Reproduce all entries word for word.

Source records
>>>>

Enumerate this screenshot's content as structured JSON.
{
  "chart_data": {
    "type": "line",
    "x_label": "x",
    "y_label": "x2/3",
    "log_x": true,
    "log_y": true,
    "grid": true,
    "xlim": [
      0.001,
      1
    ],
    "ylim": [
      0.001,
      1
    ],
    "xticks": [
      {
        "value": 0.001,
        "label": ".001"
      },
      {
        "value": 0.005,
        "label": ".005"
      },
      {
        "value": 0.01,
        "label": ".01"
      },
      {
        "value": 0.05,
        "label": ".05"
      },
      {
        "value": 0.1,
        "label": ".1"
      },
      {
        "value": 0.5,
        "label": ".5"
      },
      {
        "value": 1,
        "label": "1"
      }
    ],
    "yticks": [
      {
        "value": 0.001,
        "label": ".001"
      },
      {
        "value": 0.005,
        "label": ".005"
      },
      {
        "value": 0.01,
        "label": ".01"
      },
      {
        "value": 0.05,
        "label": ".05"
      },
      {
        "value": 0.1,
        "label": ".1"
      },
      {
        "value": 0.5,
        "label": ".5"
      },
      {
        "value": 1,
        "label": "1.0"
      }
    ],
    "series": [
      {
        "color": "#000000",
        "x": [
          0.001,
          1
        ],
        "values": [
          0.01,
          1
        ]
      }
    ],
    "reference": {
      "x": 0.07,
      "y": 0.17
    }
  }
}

<<<<

* [RESPONSE TO THIS EXERCISE]
Enumerate this screenshot's content as structured JSON.
{
  "chart_data": {
    "type": "line",
    "x_label": "x",
    "y_label": "x2/3",
    "log_x": true,
    "log_y": true,
    "grid": true,
    "xlim": [
      0.001,
      1
    ],
    "ylim": [
      0.001,
      1
    ],
    "xticks": [
      {
        "value": 0.001,
        "label": ".001"
      },
      {
        "value": 0.005,
        "label": ".005"
      },
      {
        "value": 0.01,
        "label": ".01"
      },
      {
        "value": 0.05,
        "label": ".05"
      },
      {
        "value": 0.1,
        "label": ".1"
      },
      {
        "value": 0.5,
        "label": ".5"
      },
      {
        "value": 1,
        "label": "1"
      }
    ],
    "yticks": [
      {
        "value": 0.001,
        "label": ".001"
      },
      {
        "value": 0.005,
        "label": ".005"
      },
      {
        "value": 0.01,
        "label": ".01"
      },
      {
        "value": 0.05,
        "label": ".05"
      },
      {
        "value": 0.1,
        "label": ".1"
      },
      {
        "value": 0.5,
        "label": ".5"
      },
      {
        "value": 1,
        "label": "1.0"
      }
    ],
    "series": [
      {
        "color": "#000000",
        "x": [
          0.001,
          1
        ],
        "values": [
          0.01,
          1
        ]
      }
    ],
    "reference": {
      "x": 0.07,
      "y": 0.17
    }
  }
}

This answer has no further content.